GOAL:
Collect every line that includes the string "HxCDF".

THE RECORDS:
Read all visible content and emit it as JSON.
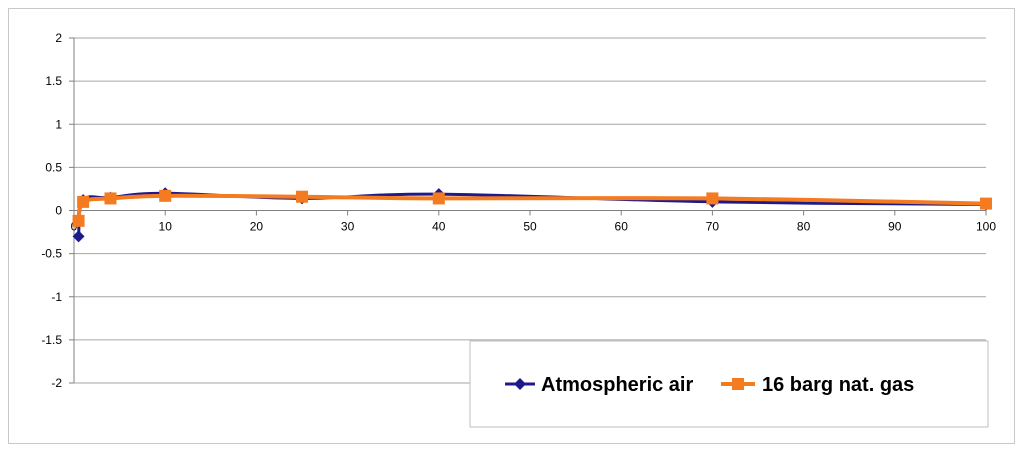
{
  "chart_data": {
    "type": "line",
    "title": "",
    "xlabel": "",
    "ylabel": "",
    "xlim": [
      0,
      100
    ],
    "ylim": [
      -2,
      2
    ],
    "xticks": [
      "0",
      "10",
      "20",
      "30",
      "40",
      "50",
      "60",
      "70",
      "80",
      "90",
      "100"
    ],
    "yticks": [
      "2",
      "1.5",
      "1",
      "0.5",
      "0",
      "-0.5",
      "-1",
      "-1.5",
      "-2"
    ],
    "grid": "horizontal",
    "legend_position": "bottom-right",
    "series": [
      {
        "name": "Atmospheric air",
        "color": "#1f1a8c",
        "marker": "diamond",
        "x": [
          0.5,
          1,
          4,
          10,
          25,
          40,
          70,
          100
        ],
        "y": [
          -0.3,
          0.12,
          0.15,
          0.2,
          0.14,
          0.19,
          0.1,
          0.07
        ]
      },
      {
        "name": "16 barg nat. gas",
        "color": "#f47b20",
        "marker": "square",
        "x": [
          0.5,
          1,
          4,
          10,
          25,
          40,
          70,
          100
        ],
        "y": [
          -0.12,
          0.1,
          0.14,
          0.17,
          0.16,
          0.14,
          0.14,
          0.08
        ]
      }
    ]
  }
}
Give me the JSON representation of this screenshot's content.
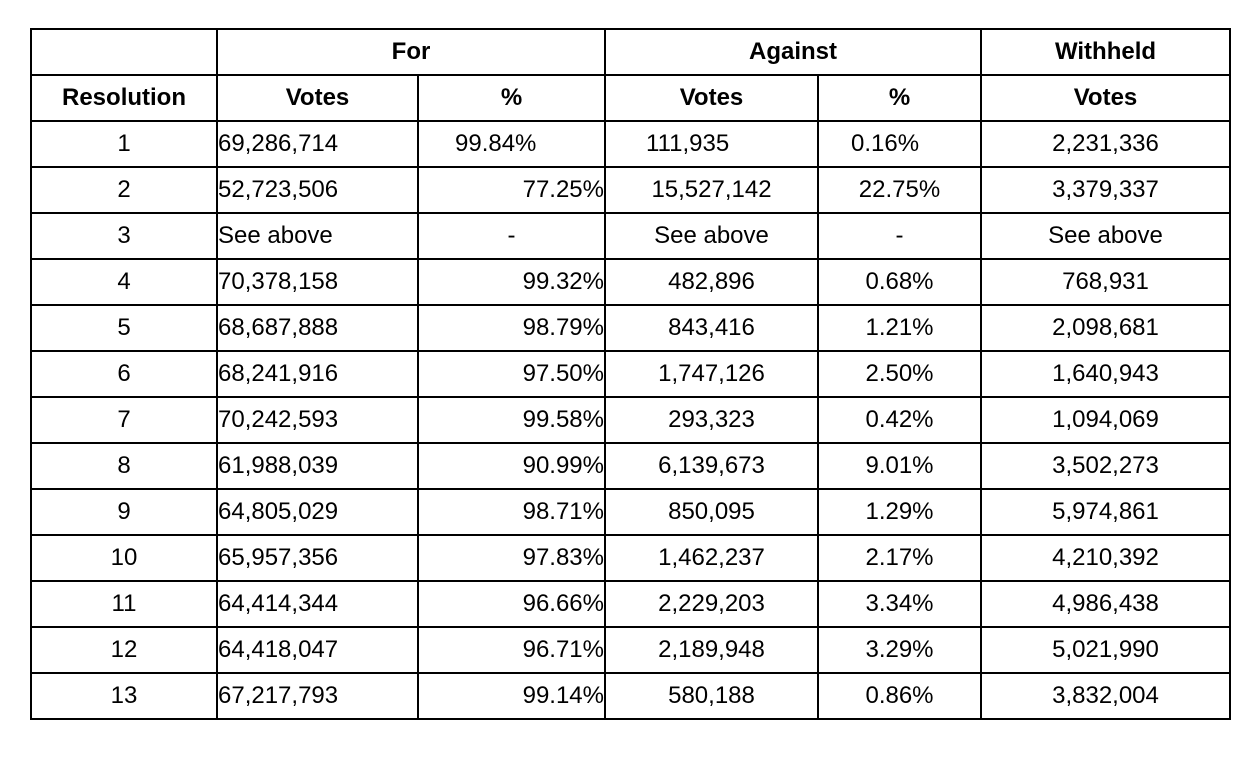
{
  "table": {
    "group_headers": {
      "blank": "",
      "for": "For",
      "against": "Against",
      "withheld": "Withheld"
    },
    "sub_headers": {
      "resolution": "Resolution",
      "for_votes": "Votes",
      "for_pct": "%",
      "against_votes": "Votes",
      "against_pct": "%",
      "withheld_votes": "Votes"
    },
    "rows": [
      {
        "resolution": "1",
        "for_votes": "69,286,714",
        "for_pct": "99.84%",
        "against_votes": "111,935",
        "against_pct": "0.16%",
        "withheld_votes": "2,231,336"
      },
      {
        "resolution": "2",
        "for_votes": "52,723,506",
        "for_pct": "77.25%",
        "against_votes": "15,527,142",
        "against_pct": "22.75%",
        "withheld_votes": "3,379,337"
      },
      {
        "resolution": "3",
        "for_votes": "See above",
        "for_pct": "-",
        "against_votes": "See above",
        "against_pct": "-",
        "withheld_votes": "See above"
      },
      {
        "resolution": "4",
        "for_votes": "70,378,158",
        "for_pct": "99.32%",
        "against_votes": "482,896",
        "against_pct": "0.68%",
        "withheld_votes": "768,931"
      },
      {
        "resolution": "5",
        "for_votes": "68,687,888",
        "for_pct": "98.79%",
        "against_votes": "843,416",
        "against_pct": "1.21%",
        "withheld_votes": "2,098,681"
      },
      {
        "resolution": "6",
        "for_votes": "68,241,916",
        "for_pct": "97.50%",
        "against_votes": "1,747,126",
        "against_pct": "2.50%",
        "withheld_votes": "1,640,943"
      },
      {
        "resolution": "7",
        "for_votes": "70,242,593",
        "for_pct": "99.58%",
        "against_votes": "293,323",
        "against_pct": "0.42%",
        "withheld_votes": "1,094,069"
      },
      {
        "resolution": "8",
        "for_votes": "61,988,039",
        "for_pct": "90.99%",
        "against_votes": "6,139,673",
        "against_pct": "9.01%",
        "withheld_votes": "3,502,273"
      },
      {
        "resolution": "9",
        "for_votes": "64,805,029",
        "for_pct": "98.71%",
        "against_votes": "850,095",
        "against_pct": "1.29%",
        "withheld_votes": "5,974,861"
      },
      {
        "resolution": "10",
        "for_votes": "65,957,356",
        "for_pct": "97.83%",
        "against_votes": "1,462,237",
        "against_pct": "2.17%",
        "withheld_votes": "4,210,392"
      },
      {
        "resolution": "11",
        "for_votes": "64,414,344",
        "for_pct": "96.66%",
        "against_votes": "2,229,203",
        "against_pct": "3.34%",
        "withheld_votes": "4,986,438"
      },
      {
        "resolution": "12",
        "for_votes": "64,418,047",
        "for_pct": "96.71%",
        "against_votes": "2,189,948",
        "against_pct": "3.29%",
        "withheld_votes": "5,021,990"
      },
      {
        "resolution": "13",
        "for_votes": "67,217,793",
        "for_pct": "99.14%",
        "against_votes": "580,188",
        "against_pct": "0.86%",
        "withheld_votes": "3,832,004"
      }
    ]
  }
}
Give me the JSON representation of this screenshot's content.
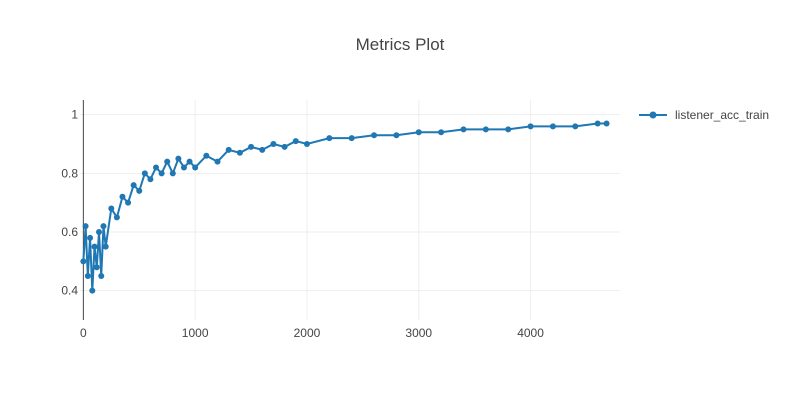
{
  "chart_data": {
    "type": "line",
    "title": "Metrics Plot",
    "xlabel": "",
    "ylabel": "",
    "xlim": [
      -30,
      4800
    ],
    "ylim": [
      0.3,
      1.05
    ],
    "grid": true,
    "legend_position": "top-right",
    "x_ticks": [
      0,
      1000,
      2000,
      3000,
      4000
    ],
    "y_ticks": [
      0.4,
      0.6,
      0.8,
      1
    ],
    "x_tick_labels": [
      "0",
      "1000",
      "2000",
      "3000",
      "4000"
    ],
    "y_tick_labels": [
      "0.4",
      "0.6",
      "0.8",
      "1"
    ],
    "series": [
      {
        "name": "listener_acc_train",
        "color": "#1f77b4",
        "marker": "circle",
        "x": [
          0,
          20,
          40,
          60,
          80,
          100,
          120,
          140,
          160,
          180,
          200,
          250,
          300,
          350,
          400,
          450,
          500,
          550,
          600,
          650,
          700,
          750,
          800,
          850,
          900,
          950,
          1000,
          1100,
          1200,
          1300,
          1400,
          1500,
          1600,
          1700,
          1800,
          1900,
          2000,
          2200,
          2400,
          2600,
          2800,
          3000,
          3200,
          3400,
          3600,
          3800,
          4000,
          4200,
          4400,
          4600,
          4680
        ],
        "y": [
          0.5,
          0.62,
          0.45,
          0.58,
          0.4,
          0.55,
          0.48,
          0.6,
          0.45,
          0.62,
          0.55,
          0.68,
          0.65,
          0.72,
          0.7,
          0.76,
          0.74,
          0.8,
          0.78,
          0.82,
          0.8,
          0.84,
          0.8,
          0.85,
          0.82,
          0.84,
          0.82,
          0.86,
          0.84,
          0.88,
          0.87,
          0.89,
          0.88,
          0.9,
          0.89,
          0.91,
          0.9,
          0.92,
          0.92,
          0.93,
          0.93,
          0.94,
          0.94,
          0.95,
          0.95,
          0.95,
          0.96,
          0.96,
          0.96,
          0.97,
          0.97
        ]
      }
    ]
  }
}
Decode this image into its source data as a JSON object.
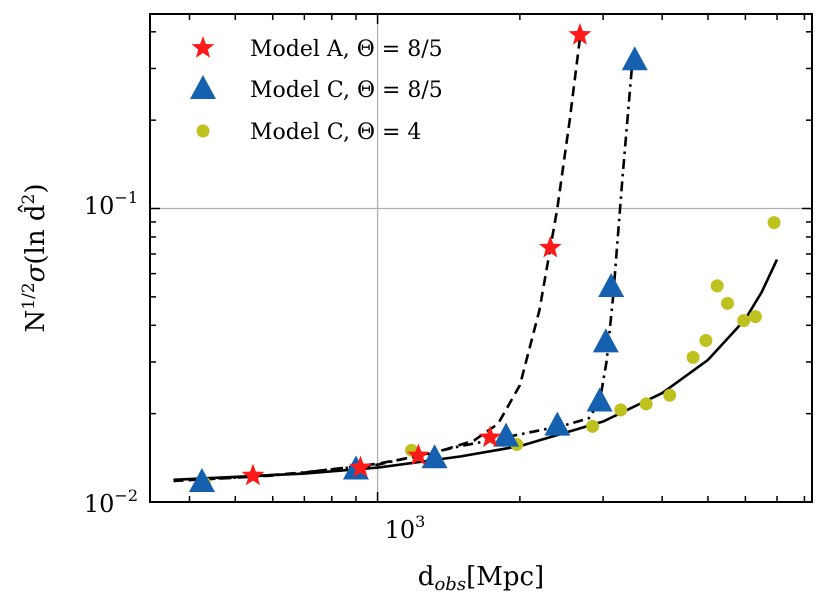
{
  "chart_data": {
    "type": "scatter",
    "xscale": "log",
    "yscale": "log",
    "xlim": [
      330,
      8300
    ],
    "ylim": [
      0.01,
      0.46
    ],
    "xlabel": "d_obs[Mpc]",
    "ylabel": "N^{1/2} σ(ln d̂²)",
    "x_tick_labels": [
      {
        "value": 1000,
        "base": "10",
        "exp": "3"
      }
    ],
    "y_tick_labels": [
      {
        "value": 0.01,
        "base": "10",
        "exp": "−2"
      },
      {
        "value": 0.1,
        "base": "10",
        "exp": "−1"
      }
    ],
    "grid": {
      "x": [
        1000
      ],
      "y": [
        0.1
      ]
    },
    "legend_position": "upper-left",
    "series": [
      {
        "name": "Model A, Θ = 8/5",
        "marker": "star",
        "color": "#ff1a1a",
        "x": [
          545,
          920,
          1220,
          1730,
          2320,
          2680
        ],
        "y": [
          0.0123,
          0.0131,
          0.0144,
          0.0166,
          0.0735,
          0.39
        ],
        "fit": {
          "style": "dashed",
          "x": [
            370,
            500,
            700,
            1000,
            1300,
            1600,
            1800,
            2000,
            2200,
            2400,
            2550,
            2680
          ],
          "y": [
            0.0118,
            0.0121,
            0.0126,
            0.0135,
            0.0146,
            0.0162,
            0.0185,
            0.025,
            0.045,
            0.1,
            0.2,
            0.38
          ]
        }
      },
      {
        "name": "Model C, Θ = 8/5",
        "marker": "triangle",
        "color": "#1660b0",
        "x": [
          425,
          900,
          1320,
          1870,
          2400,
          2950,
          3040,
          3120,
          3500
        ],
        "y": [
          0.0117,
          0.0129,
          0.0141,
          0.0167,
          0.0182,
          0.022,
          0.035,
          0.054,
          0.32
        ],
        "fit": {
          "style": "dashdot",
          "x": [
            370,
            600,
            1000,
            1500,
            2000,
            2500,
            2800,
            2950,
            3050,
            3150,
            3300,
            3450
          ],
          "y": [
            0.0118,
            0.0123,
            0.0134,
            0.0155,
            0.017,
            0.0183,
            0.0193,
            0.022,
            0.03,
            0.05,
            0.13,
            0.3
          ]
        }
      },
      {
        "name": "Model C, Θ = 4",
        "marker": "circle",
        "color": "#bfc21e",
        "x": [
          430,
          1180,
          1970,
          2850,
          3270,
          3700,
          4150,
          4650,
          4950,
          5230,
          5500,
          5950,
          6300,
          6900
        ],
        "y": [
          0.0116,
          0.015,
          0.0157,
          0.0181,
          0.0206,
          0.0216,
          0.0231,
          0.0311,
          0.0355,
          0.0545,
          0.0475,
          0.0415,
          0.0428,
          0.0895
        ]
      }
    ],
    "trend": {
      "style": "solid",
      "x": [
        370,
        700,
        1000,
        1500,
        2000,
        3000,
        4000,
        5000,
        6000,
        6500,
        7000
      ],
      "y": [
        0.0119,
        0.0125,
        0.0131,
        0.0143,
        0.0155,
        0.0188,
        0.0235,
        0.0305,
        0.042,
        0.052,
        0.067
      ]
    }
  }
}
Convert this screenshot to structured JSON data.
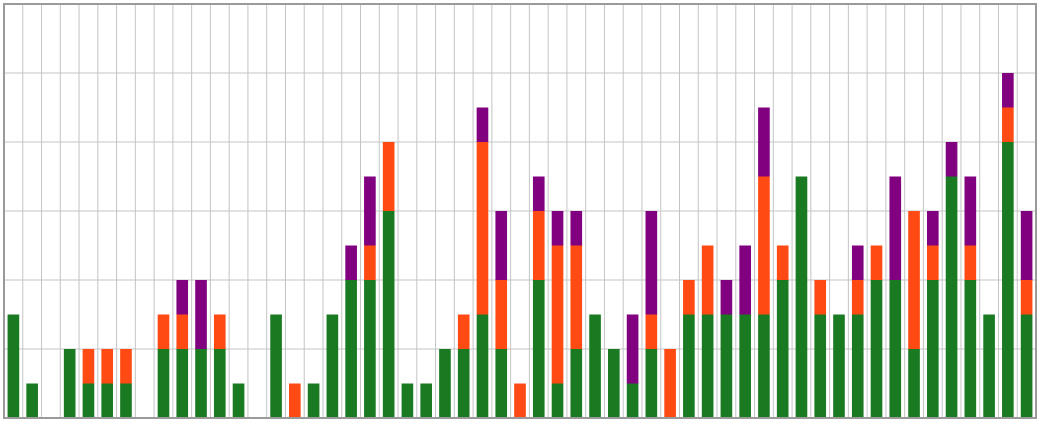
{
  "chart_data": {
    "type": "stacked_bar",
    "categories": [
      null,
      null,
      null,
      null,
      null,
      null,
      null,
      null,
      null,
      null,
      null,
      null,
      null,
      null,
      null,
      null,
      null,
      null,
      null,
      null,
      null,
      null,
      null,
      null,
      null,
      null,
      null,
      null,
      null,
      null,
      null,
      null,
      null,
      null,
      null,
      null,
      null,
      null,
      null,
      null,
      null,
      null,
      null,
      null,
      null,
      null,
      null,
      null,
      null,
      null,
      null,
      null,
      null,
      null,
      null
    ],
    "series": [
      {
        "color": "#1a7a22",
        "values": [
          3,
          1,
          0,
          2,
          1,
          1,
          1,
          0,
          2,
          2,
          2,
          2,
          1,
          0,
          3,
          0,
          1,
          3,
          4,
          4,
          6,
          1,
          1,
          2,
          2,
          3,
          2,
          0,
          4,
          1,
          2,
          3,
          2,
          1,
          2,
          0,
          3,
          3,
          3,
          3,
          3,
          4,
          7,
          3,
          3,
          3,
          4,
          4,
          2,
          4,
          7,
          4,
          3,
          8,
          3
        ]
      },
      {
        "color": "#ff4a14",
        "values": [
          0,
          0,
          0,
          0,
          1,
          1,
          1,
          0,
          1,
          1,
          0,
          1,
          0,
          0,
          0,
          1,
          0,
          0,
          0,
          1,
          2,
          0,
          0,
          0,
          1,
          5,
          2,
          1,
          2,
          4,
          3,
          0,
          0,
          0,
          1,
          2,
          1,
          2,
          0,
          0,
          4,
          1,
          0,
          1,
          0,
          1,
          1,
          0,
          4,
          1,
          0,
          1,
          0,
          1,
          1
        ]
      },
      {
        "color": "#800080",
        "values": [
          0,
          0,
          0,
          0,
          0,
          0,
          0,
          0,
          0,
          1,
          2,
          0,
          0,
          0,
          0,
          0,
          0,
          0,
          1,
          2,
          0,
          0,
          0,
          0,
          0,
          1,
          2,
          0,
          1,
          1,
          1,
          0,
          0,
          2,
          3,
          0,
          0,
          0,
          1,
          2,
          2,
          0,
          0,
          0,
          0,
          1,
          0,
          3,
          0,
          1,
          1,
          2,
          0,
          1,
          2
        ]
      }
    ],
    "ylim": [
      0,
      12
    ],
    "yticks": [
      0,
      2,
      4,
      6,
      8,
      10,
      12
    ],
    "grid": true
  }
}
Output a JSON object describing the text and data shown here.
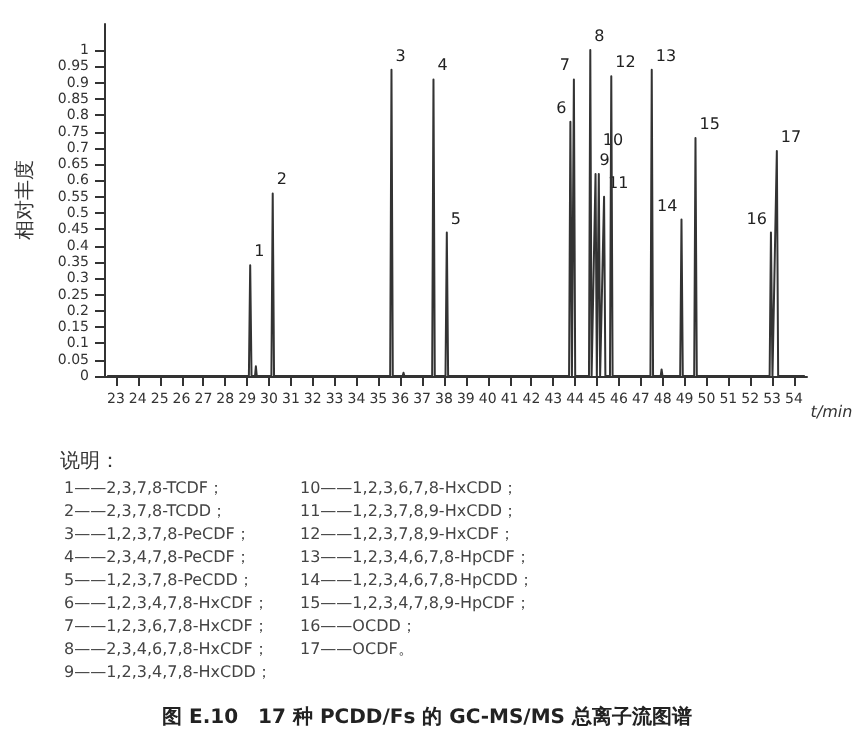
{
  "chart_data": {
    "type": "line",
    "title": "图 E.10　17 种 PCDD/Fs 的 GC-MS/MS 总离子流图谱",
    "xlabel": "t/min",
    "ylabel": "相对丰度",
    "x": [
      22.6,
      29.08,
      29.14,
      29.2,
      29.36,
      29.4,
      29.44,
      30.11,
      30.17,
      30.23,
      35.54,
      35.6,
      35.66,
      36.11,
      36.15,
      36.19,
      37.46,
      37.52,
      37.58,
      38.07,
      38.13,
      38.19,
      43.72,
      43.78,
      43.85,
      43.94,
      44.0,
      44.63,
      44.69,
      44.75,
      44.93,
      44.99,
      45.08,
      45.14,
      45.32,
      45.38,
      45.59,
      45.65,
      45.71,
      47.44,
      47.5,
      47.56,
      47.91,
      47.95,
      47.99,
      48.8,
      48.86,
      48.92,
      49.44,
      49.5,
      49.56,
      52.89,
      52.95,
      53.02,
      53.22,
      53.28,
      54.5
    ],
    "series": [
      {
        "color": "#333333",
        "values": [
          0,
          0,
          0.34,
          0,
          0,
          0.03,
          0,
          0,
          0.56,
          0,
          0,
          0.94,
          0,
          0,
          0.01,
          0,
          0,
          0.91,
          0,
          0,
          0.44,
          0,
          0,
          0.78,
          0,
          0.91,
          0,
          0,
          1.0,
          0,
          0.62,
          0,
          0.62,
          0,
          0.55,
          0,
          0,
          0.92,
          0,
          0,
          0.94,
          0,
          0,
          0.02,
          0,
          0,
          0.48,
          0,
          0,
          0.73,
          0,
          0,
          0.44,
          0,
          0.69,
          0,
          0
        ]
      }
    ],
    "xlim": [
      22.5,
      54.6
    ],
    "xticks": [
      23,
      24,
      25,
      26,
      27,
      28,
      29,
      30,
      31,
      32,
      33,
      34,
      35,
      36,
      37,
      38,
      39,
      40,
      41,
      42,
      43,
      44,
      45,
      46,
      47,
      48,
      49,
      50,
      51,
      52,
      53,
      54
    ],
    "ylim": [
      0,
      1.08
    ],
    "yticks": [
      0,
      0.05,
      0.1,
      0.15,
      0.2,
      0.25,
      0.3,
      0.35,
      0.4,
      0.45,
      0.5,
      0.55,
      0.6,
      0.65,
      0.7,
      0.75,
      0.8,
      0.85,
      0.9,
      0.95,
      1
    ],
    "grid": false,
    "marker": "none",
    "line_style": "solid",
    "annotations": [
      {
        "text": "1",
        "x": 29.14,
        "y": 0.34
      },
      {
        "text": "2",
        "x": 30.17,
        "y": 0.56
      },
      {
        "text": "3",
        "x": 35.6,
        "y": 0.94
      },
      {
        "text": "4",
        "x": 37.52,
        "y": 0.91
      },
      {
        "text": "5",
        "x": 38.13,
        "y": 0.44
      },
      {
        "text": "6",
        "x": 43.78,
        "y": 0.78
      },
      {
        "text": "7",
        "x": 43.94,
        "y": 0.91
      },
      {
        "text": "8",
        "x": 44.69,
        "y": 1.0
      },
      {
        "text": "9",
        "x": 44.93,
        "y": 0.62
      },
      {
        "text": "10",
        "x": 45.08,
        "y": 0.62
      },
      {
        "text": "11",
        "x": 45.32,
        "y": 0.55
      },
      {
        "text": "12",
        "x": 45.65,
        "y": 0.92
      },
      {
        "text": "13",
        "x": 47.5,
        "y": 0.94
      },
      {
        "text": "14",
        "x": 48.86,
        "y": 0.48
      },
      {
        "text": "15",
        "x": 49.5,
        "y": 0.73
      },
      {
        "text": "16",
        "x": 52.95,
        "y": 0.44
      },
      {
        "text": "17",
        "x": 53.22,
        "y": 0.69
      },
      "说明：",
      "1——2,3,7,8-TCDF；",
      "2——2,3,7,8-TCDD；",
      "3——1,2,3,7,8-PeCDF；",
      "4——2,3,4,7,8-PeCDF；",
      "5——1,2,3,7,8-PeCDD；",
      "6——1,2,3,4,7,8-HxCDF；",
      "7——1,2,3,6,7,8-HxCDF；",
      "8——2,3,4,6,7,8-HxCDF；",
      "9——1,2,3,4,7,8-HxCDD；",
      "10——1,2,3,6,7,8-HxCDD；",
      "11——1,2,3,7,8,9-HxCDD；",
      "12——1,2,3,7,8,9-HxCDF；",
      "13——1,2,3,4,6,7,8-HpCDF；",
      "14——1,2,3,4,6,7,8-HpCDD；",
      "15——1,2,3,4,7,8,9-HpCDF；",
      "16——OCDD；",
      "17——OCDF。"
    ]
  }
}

REPLY:
      "6——1,2,3,4,7,8-HxCDF；",
      "7——1,2,3,6,7,8-HxCDF；",
      "8——2,3,4,6,7,8-HxCDF；",
      "12——1,2,3,7,8,9-HxCDF；",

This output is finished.